- **Data supplied**

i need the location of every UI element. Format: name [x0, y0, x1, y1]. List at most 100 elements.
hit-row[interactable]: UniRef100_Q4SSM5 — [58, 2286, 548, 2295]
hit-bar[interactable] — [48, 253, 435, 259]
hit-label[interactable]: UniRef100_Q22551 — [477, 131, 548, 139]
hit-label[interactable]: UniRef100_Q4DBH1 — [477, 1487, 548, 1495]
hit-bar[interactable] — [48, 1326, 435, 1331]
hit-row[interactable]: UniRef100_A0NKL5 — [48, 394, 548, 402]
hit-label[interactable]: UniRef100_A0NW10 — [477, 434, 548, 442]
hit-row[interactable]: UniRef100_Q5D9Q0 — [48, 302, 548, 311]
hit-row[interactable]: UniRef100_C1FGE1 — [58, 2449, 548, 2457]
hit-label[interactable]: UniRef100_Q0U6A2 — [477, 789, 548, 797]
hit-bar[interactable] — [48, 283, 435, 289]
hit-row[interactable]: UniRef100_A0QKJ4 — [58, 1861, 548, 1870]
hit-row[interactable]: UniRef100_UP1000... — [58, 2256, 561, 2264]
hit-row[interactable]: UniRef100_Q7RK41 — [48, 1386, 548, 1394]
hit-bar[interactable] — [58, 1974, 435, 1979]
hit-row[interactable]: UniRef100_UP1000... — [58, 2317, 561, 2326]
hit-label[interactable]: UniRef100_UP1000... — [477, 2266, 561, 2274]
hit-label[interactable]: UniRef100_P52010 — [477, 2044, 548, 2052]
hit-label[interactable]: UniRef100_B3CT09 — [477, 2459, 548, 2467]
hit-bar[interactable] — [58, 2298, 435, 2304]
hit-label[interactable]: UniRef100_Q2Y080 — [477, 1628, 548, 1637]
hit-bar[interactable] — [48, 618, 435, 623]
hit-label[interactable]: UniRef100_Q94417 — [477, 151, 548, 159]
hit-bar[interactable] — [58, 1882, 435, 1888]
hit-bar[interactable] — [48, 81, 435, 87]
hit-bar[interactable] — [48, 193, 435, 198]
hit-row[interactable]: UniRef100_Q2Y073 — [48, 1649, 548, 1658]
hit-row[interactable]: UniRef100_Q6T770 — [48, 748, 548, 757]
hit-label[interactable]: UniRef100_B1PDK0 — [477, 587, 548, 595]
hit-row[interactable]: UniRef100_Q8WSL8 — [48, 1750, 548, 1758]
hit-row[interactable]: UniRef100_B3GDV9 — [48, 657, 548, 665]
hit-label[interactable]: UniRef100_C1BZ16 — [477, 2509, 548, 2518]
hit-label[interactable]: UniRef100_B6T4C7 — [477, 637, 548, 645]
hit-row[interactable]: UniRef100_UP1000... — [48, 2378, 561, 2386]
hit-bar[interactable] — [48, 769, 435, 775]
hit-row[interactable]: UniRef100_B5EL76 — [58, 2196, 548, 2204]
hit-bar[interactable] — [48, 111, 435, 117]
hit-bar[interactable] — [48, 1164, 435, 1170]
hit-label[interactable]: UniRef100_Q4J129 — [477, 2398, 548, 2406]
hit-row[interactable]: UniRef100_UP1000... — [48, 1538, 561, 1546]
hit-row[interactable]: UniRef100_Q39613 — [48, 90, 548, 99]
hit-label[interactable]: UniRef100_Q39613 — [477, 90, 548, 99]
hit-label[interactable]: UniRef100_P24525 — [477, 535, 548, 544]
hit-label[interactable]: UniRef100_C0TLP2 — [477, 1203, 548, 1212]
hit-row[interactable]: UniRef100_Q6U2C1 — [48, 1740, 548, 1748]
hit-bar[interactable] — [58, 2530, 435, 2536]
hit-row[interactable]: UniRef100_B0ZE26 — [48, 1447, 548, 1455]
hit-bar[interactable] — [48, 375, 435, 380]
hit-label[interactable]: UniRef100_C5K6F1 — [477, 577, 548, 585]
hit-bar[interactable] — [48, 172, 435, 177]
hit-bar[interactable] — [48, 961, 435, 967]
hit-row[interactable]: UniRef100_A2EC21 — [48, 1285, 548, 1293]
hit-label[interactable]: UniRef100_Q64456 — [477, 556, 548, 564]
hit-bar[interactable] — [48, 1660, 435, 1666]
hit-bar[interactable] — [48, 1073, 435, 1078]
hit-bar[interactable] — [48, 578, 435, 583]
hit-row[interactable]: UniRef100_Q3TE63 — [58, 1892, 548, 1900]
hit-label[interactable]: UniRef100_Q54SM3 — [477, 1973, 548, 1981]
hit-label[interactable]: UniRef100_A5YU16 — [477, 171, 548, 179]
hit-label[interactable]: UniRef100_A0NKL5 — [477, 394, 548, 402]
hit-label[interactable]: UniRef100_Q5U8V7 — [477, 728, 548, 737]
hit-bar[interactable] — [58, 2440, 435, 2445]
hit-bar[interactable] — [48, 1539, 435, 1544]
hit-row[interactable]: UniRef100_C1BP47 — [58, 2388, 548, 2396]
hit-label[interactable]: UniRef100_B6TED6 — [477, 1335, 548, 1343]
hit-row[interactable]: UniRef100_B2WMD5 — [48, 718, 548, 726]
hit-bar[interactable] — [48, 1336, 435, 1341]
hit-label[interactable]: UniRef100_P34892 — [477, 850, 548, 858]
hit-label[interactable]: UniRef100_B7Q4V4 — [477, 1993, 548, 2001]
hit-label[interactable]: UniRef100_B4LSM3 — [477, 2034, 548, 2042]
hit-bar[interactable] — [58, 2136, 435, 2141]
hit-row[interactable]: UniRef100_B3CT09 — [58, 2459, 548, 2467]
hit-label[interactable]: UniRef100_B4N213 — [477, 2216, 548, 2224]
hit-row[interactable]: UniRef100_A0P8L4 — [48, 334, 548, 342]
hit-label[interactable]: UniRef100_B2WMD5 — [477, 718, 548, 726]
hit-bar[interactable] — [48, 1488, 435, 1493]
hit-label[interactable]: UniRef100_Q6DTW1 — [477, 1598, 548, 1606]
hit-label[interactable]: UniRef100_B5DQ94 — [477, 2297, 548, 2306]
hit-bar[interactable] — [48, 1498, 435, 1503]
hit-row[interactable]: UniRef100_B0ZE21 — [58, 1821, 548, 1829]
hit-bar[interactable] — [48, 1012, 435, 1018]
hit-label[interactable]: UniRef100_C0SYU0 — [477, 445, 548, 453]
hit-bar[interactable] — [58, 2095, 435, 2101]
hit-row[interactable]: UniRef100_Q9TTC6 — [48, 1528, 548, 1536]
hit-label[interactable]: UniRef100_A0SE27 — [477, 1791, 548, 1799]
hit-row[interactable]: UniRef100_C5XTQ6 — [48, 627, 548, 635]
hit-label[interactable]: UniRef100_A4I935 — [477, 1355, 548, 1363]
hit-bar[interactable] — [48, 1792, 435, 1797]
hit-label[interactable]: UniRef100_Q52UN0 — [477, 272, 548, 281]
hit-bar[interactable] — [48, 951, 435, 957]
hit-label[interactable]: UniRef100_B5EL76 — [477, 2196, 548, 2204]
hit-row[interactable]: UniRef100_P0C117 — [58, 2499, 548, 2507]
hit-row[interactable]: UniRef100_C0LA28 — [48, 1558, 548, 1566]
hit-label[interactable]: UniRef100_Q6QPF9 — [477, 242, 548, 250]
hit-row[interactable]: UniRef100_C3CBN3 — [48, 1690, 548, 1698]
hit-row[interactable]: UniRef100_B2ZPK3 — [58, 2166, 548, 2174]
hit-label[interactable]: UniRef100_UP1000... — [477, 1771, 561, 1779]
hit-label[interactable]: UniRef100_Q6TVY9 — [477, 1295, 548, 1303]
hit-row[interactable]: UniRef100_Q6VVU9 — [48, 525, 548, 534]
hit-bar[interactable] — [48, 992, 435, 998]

- **Exercise**
Can you return all of the rows above, each line copied character for character with nothing changed?

- **Written solution**
i need the location of every UI element. Format: name [x0, y0, x1, y1]. List at most 100 elements.
hit-row[interactable]: UniRef100_Q4SSM5 — [58, 2286, 548, 2295]
hit-bar[interactable] — [48, 253, 435, 259]
hit-label[interactable]: UniRef100_Q22551 — [477, 131, 548, 139]
hit-label[interactable]: UniRef100_Q4DBH1 — [477, 1487, 548, 1495]
hit-bar[interactable] — [48, 1326, 435, 1331]
hit-row[interactable]: UniRef100_A0NKL5 — [48, 394, 548, 402]
hit-label[interactable]: UniRef100_A0NW10 — [477, 434, 548, 442]
hit-row[interactable]: UniRef100_Q5D9Q0 — [48, 302, 548, 311]
hit-row[interactable]: UniRef100_C1FGE1 — [58, 2449, 548, 2457]
hit-label[interactable]: UniRef100_Q0U6A2 — [477, 789, 548, 797]
hit-bar[interactable] — [48, 283, 435, 289]
hit-row[interactable]: UniRef100_A0QKJ4 — [58, 1861, 548, 1870]
hit-row[interactable]: UniRef100_UP1000... — [58, 2256, 561, 2264]
hit-row[interactable]: UniRef100_Q7RK41 — [48, 1386, 548, 1394]
hit-bar[interactable] — [58, 1974, 435, 1979]
hit-row[interactable]: UniRef100_UP1000... — [58, 2317, 561, 2326]
hit-label[interactable]: UniRef100_UP1000... — [477, 2266, 561, 2274]
hit-label[interactable]: UniRef100_P52010 — [477, 2044, 548, 2052]
hit-label[interactable]: UniRef100_B3CT09 — [477, 2459, 548, 2467]
hit-bar[interactable] — [58, 2298, 435, 2304]
hit-label[interactable]: UniRef100_Q2Y080 — [477, 1628, 548, 1637]
hit-bar[interactable] — [48, 618, 435, 623]
hit-label[interactable]: UniRef100_Q94417 — [477, 151, 548, 159]
hit-bar[interactable] — [58, 1882, 435, 1888]
hit-bar[interactable] — [48, 81, 435, 87]
hit-bar[interactable] — [48, 193, 435, 198]
hit-row[interactable]: UniRef100_Q2Y073 — [48, 1649, 548, 1658]
hit-row[interactable]: UniRef100_Q6T770 — [48, 748, 548, 757]
hit-label[interactable]: UniRef100_B1PDK0 — [477, 587, 548, 595]
hit-row[interactable]: UniRef100_Q8WSL8 — [48, 1750, 548, 1758]
hit-row[interactable]: UniRef100_B3GDV9 — [48, 657, 548, 665]
hit-label[interactable]: UniRef100_C1BZ16 — [477, 2509, 548, 2518]
hit-label[interactable]: UniRef100_B6T4C7 — [477, 637, 548, 645]
hit-row[interactable]: UniRef100_UP1000... — [48, 2378, 561, 2386]
hit-bar[interactable] — [48, 769, 435, 775]
hit-row[interactable]: UniRef100_B5EL76 — [58, 2196, 548, 2204]
hit-bar[interactable] — [48, 111, 435, 117]
hit-bar[interactable] — [48, 1164, 435, 1170]
hit-label[interactable]: UniRef100_Q4J129 — [477, 2398, 548, 2406]
hit-row[interactable]: UniRef100_UP1000... — [48, 1538, 561, 1546]
hit-row[interactable]: UniRef100_Q39613 — [48, 90, 548, 99]
hit-label[interactable]: UniRef100_Q39613 — [477, 90, 548, 99]
hit-label[interactable]: UniRef100_P24525 — [477, 535, 548, 544]
hit-label[interactable]: UniRef100_C0TLP2 — [477, 1203, 548, 1212]
hit-row[interactable]: UniRef100_Q6U2C1 — [48, 1740, 548, 1748]
hit-bar[interactable] — [58, 2530, 435, 2536]
hit-row[interactable]: UniRef100_B0ZE26 — [48, 1447, 548, 1455]
hit-bar[interactable] — [48, 375, 435, 380]
hit-label[interactable]: UniRef100_C5K6F1 — [477, 577, 548, 585]
hit-bar[interactable] — [48, 172, 435, 177]
hit-bar[interactable] — [48, 961, 435, 967]
hit-row[interactable]: UniRef100_A2EC21 — [48, 1285, 548, 1293]
hit-label[interactable]: UniRef100_Q64456 — [477, 556, 548, 564]
hit-bar[interactable] — [48, 1660, 435, 1666]
hit-bar[interactable] — [48, 1073, 435, 1078]
hit-bar[interactable] — [48, 578, 435, 583]
hit-row[interactable]: UniRef100_Q3TE63 — [58, 1892, 548, 1900]
hit-label[interactable]: UniRef100_Q54SM3 — [477, 1973, 548, 1981]
hit-label[interactable]: UniRef100_A5YU16 — [477, 171, 548, 179]
hit-label[interactable]: UniRef100_A0NKL5 — [477, 394, 548, 402]
hit-label[interactable]: UniRef100_Q5U8V7 — [477, 728, 548, 737]
hit-bar[interactable] — [58, 2440, 435, 2445]
hit-bar[interactable] — [48, 1539, 435, 1544]
hit-row[interactable]: UniRef100_C1BP47 — [58, 2388, 548, 2396]
hit-label[interactable]: UniRef100_B6TED6 — [477, 1335, 548, 1343]
hit-row[interactable]: UniRef100_B2WMD5 — [48, 718, 548, 726]
hit-bar[interactable] — [48, 1336, 435, 1341]
hit-label[interactable]: UniRef100_P34892 — [477, 850, 548, 858]
hit-label[interactable]: UniRef100_B7Q4V4 — [477, 1993, 548, 2001]
hit-label[interactable]: UniRef100_B4LSM3 — [477, 2034, 548, 2042]
hit-bar[interactable] — [58, 2136, 435, 2141]
hit-row[interactable]: UniRef100_B3CT09 — [58, 2459, 548, 2467]
hit-label[interactable]: UniRef100_B4N213 — [477, 2216, 548, 2224]
hit-row[interactable]: UniRef100_A0P8L4 — [48, 334, 548, 342]
hit-label[interactable]: UniRef100_B2WMD5 — [477, 718, 548, 726]
hit-bar[interactable] — [48, 1488, 435, 1493]
hit-label[interactable]: UniRef100_Q6DTW1 — [477, 1598, 548, 1606]
hit-label[interactable]: UniRef100_B5DQ94 — [477, 2297, 548, 2306]
hit-bar[interactable] — [48, 1498, 435, 1503]
hit-row[interactable]: UniRef100_B0ZE21 — [58, 1821, 548, 1829]
hit-bar[interactable] — [48, 1012, 435, 1018]
hit-label[interactable]: UniRef100_C0SYU0 — [477, 445, 548, 453]
hit-bar[interactable] — [58, 2095, 435, 2101]
hit-row[interactable]: UniRef100_Q9TTC6 — [48, 1528, 548, 1536]
hit-label[interactable]: UniRef100_A0SE27 — [477, 1791, 548, 1799]
hit-row[interactable]: UniRef100_C5XTQ6 — [48, 627, 548, 635]
hit-label[interactable]: UniRef100_A4I935 — [477, 1355, 548, 1363]
hit-bar[interactable] — [48, 1792, 435, 1797]
hit-label[interactable]: UniRef100_Q52UN0 — [477, 272, 548, 281]
hit-bar[interactable] — [48, 951, 435, 957]
hit-label[interactable]: UniRef100_B5EL76 — [477, 2196, 548, 2204]
hit-row[interactable]: UniRef100_P0C117 — [58, 2499, 548, 2507]
hit-row[interactable]: UniRef100_C0LA28 — [48, 1558, 548, 1566]
hit-label[interactable]: UniRef100_Q6QPF9 — [477, 242, 548, 250]
hit-row[interactable]: UniRef100_C3CBN3 — [48, 1690, 548, 1698]
hit-row[interactable]: UniRef100_B2ZPK3 — [58, 2166, 548, 2174]
hit-label[interactable]: UniRef100_UP1000... — [477, 1771, 561, 1779]
hit-label[interactable]: UniRef100_Q6TVY9 — [477, 1295, 548, 1303]
hit-row[interactable]: UniRef100_Q6VVU9 — [48, 525, 548, 534]
hit-bar[interactable] — [48, 992, 435, 998]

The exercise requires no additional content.